**ENTRIES SHOWN:**
= = = =

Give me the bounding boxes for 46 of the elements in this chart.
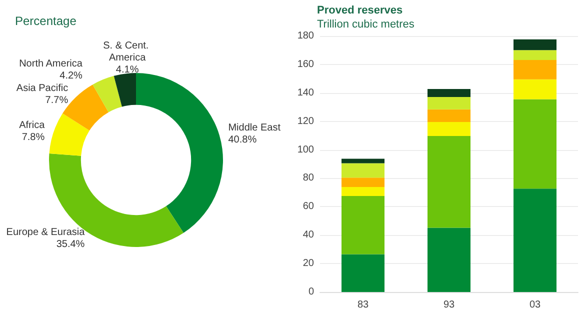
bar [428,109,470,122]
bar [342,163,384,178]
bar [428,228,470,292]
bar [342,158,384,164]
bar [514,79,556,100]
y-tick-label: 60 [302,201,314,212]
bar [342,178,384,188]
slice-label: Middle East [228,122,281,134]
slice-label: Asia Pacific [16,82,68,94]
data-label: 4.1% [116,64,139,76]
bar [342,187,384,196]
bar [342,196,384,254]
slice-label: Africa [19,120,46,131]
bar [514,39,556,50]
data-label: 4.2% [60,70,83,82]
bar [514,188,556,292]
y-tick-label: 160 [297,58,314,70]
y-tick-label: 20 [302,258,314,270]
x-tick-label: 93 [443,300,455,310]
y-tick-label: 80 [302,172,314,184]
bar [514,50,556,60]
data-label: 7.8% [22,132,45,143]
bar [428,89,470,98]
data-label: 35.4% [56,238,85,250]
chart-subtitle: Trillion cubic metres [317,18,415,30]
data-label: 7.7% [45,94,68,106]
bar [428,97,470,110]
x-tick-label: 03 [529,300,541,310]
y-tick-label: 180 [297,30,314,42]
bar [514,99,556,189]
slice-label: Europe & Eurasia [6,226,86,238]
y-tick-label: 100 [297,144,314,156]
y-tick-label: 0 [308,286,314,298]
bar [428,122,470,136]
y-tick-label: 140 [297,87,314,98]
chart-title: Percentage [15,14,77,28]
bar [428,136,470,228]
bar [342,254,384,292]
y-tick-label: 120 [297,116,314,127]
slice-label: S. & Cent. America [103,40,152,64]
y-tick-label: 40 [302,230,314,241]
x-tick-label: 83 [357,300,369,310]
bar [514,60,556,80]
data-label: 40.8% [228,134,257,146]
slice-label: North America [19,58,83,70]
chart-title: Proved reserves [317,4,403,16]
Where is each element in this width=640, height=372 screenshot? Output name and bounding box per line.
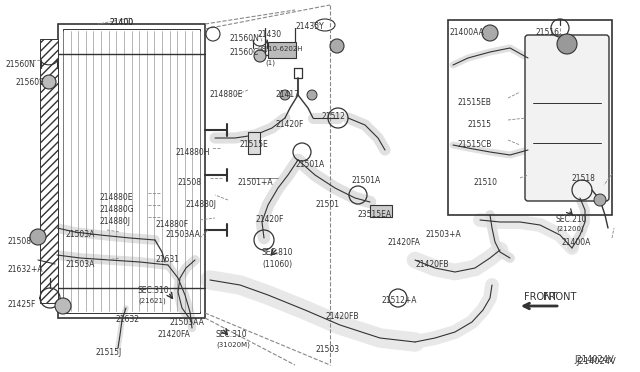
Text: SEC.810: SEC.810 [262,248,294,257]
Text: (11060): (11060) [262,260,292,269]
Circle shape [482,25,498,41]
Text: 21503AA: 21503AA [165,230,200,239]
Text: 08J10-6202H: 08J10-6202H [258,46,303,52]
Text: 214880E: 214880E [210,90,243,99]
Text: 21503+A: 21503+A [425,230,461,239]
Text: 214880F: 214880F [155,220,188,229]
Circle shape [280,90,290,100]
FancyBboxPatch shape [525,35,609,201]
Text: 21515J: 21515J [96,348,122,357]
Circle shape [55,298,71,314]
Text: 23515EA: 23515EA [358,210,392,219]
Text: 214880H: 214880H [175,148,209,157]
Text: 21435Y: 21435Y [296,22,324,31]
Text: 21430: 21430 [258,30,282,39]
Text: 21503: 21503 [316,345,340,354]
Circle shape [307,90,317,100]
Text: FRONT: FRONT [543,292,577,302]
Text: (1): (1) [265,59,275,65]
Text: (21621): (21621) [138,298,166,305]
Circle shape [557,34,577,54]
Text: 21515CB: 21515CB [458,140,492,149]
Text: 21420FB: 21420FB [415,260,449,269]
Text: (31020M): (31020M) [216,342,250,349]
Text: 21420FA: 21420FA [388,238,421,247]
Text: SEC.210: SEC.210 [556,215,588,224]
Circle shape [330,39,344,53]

= = = =

**WRITTEN TASK:** Please rewrite every line of the entries above as a JSON list of strings, one string per line, leaving out blank lines and the picture placeholders.

**EXERCISE SOLUTION:**
[
  "Give me the bounding boxes for 46 of the elements in this chart.",
  "bar [428,109,470,122]",
  "bar [342,163,384,178]",
  "bar [428,228,470,292]",
  "bar [342,158,384,164]",
  "bar [514,79,556,100]",
  "y-tick-label: 60 [302,201,314,212]",
  "bar [342,178,384,188]",
  "slice-label: Middle East [228,122,281,134]",
  "slice-label: Asia Pacific [16,82,68,94]",
  "data-label: 4.1% [116,64,139,76]",
  "bar [342,187,384,196]",
  "bar [342,196,384,254]",
  "slice-label: Africa [19,120,46,131]",
  "bar [514,39,556,50]",
  "data-label: 4.2% [60,70,83,82]",
  "bar [514,188,556,292]",
  "y-tick-label: 160 [297,58,314,70]",
  "y-tick-label: 20 [302,258,314,270]",
  "x-tick-label: 93 [443,300,455,310]",
  "y-tick-label: 80 [302,172,314,184]",
  "bar [514,50,556,60]",
  "data-label: 7.8% [22,132,45,143]",
  "bar [428,89,470,98]",
  "data-label: 35.4% [56,238,85,250]",
  "chart-subtitle: Trillion cubic metres [317,18,415,30]",
  "data-label: 7.7% [45,94,68,106]",
  "bar [428,97,470,110]",
  "x-tick-label: 03 [529,300,541,310]",
  "y-tick-label: 180 [297,30,314,42]",
  "bar [514,99,556,189]",
  "slice-label: Europe & Eurasia [6,226,86,238]",
  "y-tick-label: 100 [297,144,314,156]",
  "y-tick-label: 0 [308,286,314,298]",
  "bar [428,122,470,136]",
  "y-tick-label: 140 [297,87,314,98]",
  "chart-title: Percentage [15,14,77,28]",
  "bar [428,136,470,228]",
  "bar [342,254,384,292]",
  "y-tick-label: 120 [297,116,314,127]",
  "slice-label: S. & Cent. America [103,40,152,64]",
  "y-tick-label: 40 [302,230,314,241]",
  "x-tick-label: 83 [357,300,369,310]",
  "bar [514,60,556,80]",
  "data-label: 40.8% [228,134,257,146]",
  "slice-label: North America [19,58,83,70]",
  "chart-title: Proved reserves [317,4,403,16]",
  "Where is each element in this width=640, height=372 screenshot? Output name and bounding box per line.",
  "Text: SEC.810: SEC.810 [262,248,294,257]",
  "Text: (11060): (11060) [262,260,292,269]",
  "Circle shape [482,25,498,41]",
  "Text: 21503AA: 21503AA [165,230,200,239]",
  "Text: 08J10-6202H: 08J10-6202H [258,46,303,52]",
  "Text: 214880E: 214880E [210,90,243,99]",
  "Text: 21503+A: 21503+A [425,230,461,239]",
  "Text: 214880F: 214880F [155,220,188,229]",
  "Circle shape [280,90,290,100]",
  "FancyBboxPatch shape [525,35,609,201]",
  "Text: 21515J: 21515J [96,348,122,357]",
  "Circle shape [55,298,71,314]",
  "Text: 23515EA: 23515EA [358,210,392,219]",
  "Text: 214880H: 214880H [175,148,209,157]",
  "Text: 21435Y: 21435Y [296,22,324,31]",
  "Text: 21430: 21430 [258,30,282,39]",
  "Text: 21503: 21503 [316,345,340,354]",
  "Circle shape [307,90,317,100]",
  "Text: FRONT: FRONT [543,292,577,302]",
  "Text: (1): (1) [265,59,275,65]",
  "Text: (21621): (21621) [138,298,166,305]",
  "Circle shape [557,34,577,54]",
  "Text: 21515CB: 21515CB [458,140,492,149]",
  "Text: 21420FB: 21420FB [415,260,449,269]",
  "Text: (31020M): (31020M) [216,342,250,349]",
  "Text: 21420FA: 21420FA [388,238,421,247]",
  "Text: SEC.210: SEC.210 [556,215,588,224]",
  "Circle shape [330,39,344,53]"
]